What is required: Of the lines in this material, how many contain "laser"? Answer with a single number only.
○ ○ ○ ○
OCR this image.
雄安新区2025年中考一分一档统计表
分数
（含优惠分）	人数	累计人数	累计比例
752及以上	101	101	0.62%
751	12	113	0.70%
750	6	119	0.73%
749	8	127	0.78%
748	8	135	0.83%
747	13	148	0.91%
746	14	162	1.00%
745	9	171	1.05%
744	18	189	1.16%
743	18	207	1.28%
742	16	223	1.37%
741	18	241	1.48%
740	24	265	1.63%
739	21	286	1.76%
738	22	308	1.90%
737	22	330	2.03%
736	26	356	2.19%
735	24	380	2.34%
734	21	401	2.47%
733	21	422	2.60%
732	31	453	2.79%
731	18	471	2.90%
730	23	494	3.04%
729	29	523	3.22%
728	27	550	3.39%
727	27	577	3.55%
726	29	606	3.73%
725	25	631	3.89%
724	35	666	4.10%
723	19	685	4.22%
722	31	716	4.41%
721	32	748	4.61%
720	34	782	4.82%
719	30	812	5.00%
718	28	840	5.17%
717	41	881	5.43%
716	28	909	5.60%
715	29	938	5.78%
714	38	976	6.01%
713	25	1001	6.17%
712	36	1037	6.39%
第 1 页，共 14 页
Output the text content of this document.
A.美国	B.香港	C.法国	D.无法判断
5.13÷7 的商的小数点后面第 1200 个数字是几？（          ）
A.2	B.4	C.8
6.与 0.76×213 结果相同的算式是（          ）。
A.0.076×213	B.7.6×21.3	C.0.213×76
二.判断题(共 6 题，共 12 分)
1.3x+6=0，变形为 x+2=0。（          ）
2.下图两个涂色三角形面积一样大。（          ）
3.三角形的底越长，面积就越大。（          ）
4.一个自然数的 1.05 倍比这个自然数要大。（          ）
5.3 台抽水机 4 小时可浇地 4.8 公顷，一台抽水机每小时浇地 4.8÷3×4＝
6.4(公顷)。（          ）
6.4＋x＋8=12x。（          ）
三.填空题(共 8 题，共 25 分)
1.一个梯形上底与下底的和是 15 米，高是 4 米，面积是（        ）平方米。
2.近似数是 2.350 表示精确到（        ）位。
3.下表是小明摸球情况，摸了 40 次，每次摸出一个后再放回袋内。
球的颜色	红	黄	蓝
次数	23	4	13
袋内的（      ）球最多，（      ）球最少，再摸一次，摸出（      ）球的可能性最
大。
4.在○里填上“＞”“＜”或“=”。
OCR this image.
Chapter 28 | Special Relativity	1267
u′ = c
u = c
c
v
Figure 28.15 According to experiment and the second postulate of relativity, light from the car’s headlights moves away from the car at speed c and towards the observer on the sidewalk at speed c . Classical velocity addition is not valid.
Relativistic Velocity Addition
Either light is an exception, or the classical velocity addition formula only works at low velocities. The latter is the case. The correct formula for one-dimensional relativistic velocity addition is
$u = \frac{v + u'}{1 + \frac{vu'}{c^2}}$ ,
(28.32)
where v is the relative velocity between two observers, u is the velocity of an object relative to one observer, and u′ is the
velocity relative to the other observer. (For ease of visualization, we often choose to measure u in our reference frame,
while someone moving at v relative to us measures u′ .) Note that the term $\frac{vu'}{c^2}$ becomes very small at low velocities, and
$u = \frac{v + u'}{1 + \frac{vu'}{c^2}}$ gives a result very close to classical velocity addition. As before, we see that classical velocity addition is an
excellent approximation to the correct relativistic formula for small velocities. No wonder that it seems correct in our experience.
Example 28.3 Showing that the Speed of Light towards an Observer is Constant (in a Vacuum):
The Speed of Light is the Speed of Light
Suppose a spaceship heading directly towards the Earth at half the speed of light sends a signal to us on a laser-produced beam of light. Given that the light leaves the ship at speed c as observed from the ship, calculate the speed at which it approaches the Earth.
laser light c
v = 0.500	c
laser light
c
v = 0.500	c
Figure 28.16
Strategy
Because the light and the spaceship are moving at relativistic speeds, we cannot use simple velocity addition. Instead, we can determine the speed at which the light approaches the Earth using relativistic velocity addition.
○ ○ ○ ○
Reply: 3